## [TASK GOAL]
Examine the entries and show every line in which the word "Państwowego" is found.

begin MATERIAL PROVIDED

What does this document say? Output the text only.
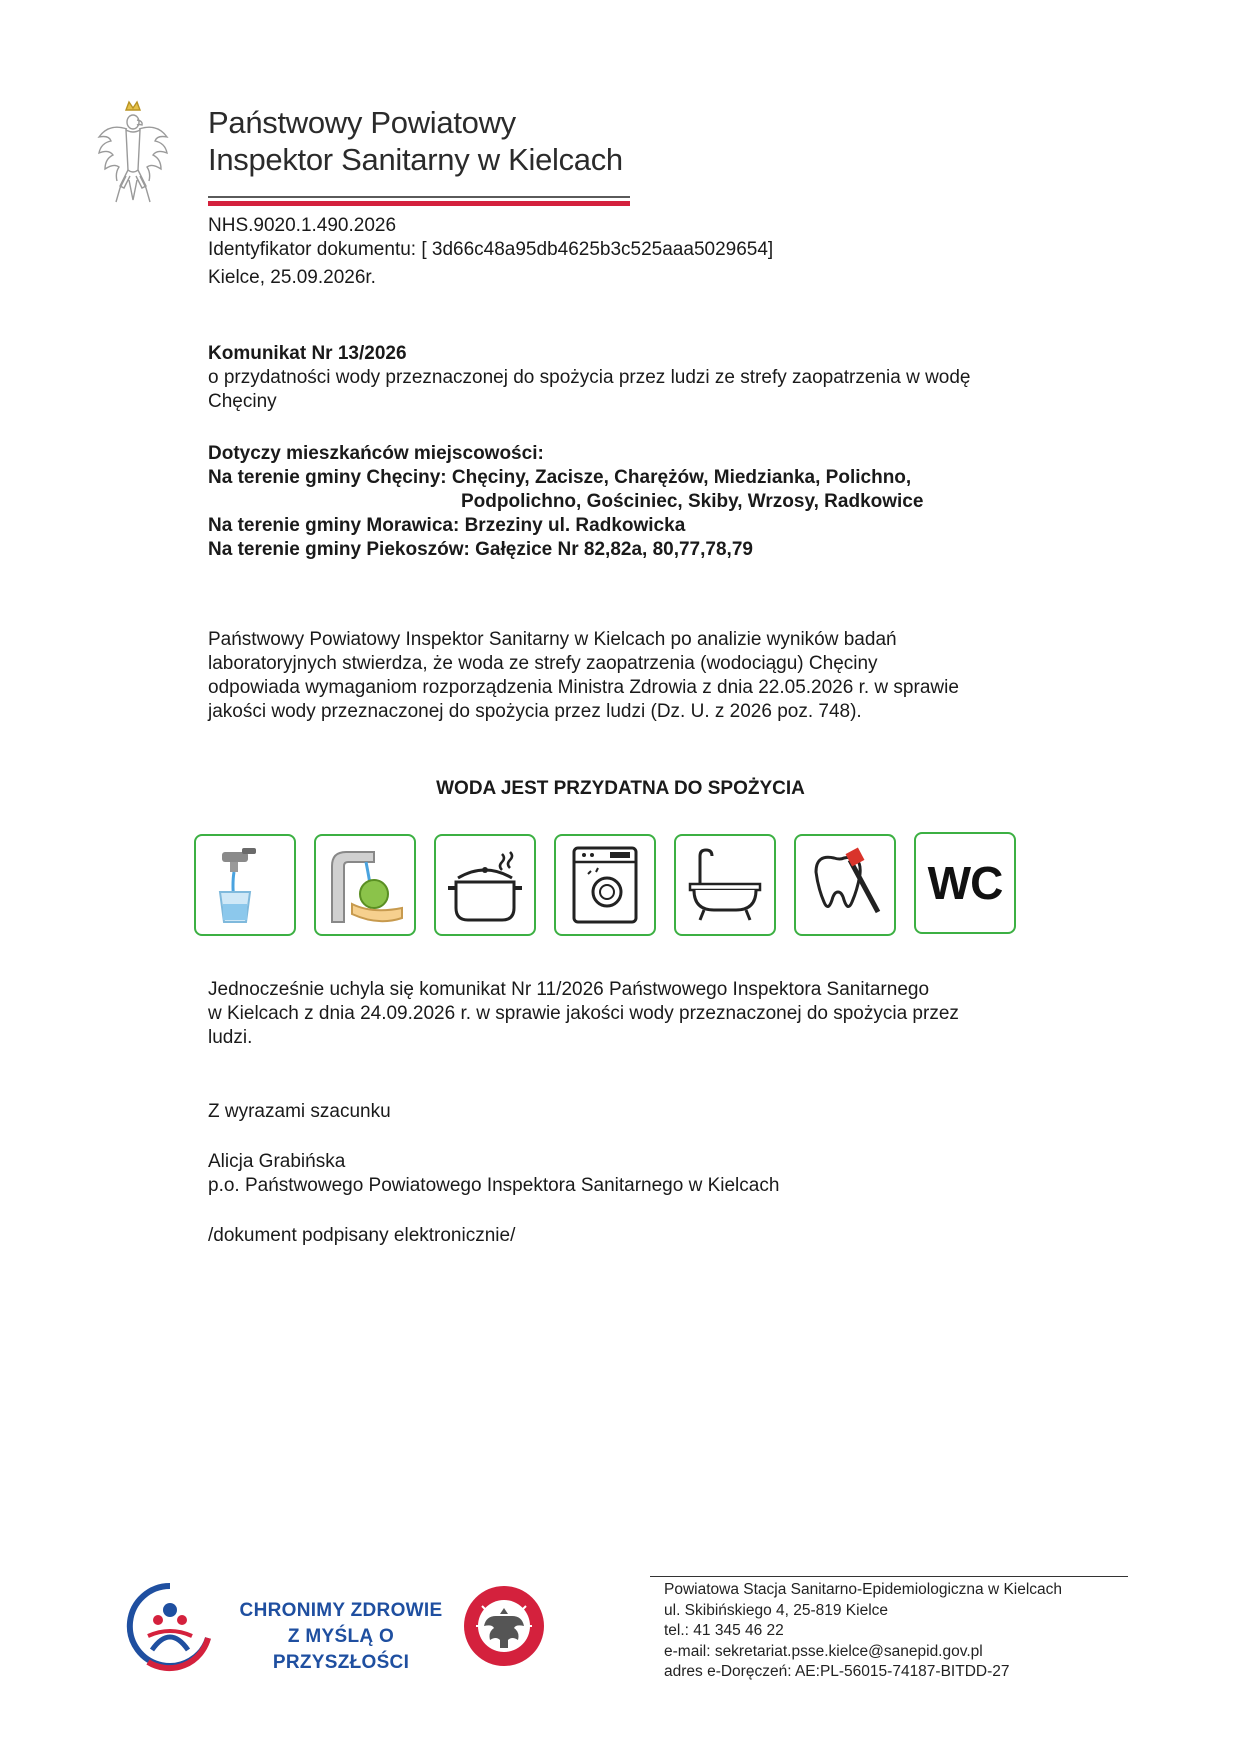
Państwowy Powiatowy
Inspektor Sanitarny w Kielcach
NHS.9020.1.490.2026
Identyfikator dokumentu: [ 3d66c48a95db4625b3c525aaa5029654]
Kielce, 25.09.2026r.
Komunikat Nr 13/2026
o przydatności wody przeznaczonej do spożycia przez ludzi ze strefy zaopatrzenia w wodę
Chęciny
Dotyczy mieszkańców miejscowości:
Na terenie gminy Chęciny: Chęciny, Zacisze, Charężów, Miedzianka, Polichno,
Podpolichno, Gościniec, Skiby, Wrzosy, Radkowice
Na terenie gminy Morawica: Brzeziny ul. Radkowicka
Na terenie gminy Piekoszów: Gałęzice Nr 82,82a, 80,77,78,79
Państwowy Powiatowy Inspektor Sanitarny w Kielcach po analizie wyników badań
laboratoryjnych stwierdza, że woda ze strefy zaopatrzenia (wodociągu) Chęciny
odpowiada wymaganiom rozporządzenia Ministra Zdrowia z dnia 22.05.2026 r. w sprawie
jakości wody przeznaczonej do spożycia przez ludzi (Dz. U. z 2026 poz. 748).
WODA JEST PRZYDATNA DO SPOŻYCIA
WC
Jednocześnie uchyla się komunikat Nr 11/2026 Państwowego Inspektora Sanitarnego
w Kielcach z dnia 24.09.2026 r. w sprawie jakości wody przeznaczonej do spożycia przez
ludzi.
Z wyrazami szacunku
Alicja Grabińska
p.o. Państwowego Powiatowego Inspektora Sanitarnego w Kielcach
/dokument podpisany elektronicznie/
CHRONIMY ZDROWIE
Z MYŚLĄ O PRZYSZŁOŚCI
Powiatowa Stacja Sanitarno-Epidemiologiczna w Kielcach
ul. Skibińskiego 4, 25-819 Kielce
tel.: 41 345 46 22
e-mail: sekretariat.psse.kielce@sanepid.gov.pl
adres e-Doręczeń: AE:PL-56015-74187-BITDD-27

end MATERIAL PROVIDED
begin MATERIAL PROVIDED

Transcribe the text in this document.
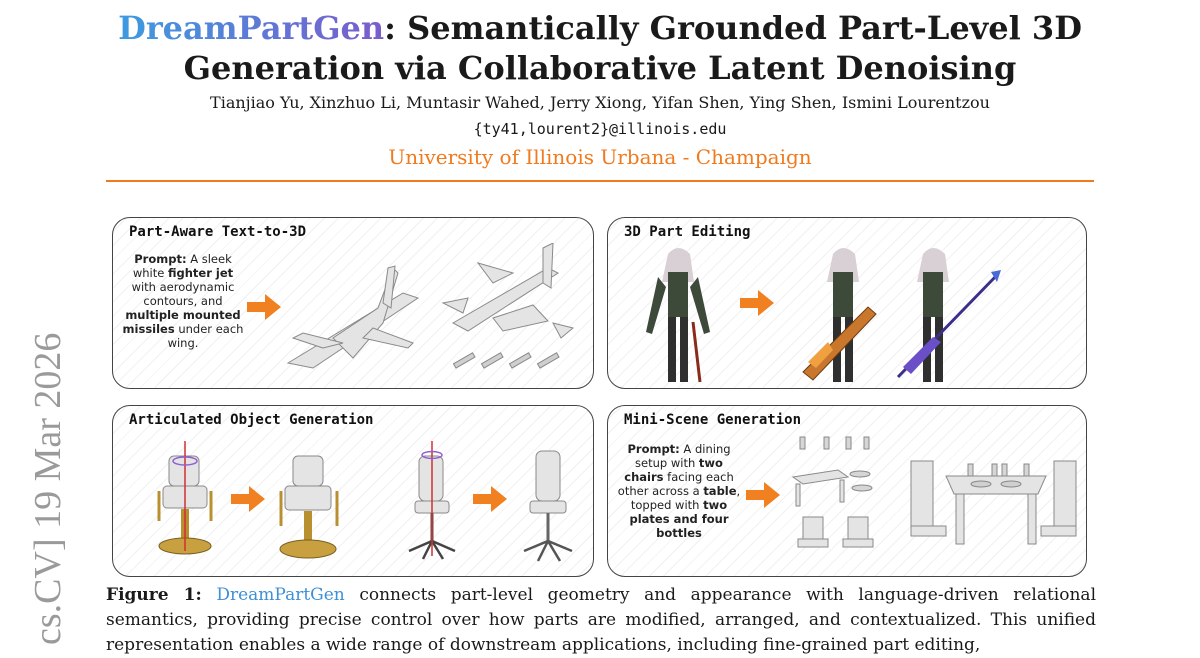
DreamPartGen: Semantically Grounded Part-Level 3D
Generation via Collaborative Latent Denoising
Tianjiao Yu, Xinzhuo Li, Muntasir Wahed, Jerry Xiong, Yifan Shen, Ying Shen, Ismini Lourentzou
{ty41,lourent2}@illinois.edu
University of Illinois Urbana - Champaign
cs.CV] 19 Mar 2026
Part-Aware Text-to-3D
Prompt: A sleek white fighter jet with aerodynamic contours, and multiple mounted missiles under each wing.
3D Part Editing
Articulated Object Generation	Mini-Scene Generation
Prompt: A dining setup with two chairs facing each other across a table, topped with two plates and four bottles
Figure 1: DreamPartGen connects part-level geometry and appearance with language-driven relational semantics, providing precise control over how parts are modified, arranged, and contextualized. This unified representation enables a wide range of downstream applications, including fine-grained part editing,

end MATERIAL PROVIDED

## [WRITTEN ANSWER]
Jednocześnie uchyla się komunikat Nr 11/2026 Państwowego Inspektora Sanitarnego
p.o. Państwowego Powiatowego Inspektora Sanitarnego w Kielcach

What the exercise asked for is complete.